DATA FOR THIS EXERCISE —
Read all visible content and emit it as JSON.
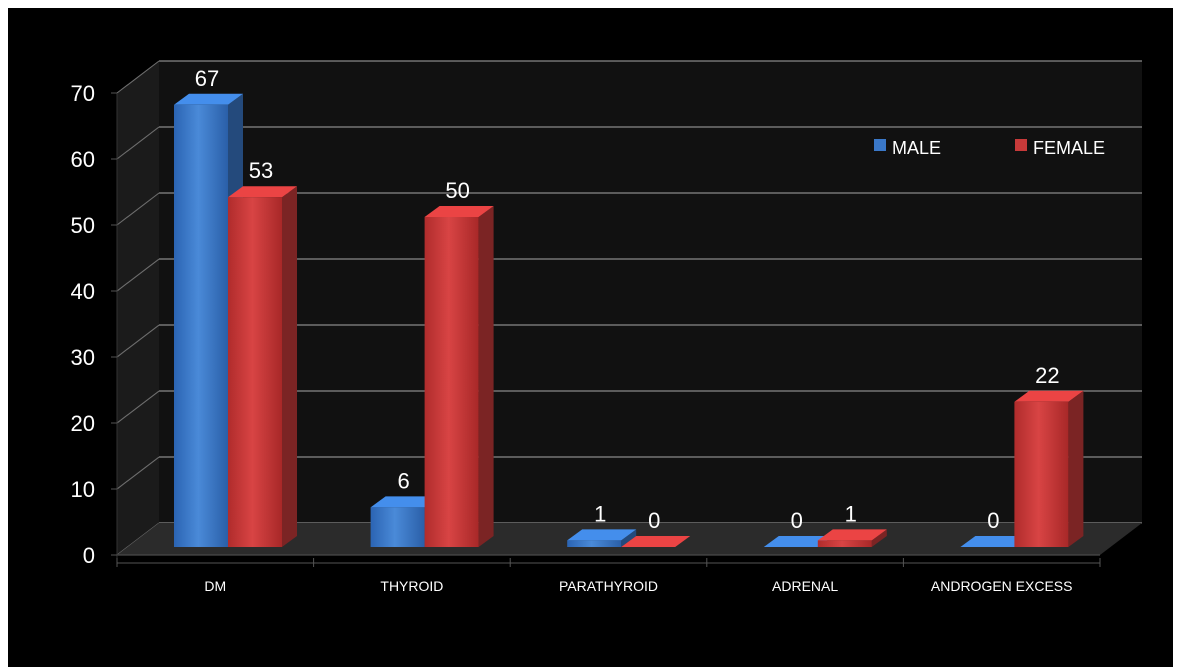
{
  "colors": {
    "slide_background": "#000000",
    "male": "#3a78c8",
    "female": "#c73a3a",
    "text": "#ffffff",
    "axis_ticks": "#000000"
  },
  "chart_data": {
    "type": "bar",
    "categories": [
      "DM",
      "THYROID",
      "PARATHYROID",
      "ADRENAL",
      "ANDROGEN EXCESS"
    ],
    "series": [
      {
        "name": "MALE",
        "values": [
          67,
          6,
          1,
          0,
          0
        ],
        "color": "#3a78c8"
      },
      {
        "name": "FEMALE",
        "values": [
          53,
          50,
          0,
          1,
          22
        ],
        "color": "#c73a3a"
      }
    ],
    "ylim": [
      0,
      70
    ],
    "yticks": [
      0,
      10,
      20,
      30,
      40,
      50,
      60,
      70
    ],
    "ytick_labels": [
      "0",
      "10",
      "20",
      "30",
      "40",
      "50",
      "60",
      "70"
    ],
    "data_labels": [
      [
        "67",
        "6",
        "1",
        "0",
        "0"
      ],
      [
        "53",
        "50",
        "0",
        "1",
        "22"
      ]
    ],
    "style": "3d-clustered-column",
    "grid": true,
    "legend_position": "top-right"
  }
}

WHAT YOU NEED TO DO — Every record above should be written out again exactly; the pictures stay out of the copy.

THE ANSWER —
Read all visible content and emit it as JSON.
{
  "colors": {
    "slide_background": "#000000",
    "male": "#3a78c8",
    "female": "#c73a3a",
    "text": "#ffffff",
    "axis_ticks": "#000000"
  },
  "chart_data": {
    "type": "bar",
    "categories": [
      "DM",
      "THYROID",
      "PARATHYROID",
      "ADRENAL",
      "ANDROGEN EXCESS"
    ],
    "series": [
      {
        "name": "MALE",
        "values": [
          67,
          6,
          1,
          0,
          0
        ],
        "color": "#3a78c8"
      },
      {
        "name": "FEMALE",
        "values": [
          53,
          50,
          0,
          1,
          22
        ],
        "color": "#c73a3a"
      }
    ],
    "ylim": [
      0,
      70
    ],
    "yticks": [
      0,
      10,
      20,
      30,
      40,
      50,
      60,
      70
    ],
    "ytick_labels": [
      "0",
      "10",
      "20",
      "30",
      "40",
      "50",
      "60",
      "70"
    ],
    "data_labels": [
      [
        "67",
        "6",
        "1",
        "0",
        "0"
      ],
      [
        "53",
        "50",
        "0",
        "1",
        "22"
      ]
    ],
    "style": "3d-clustered-column",
    "grid": true,
    "legend_position": "top-right"
  }
}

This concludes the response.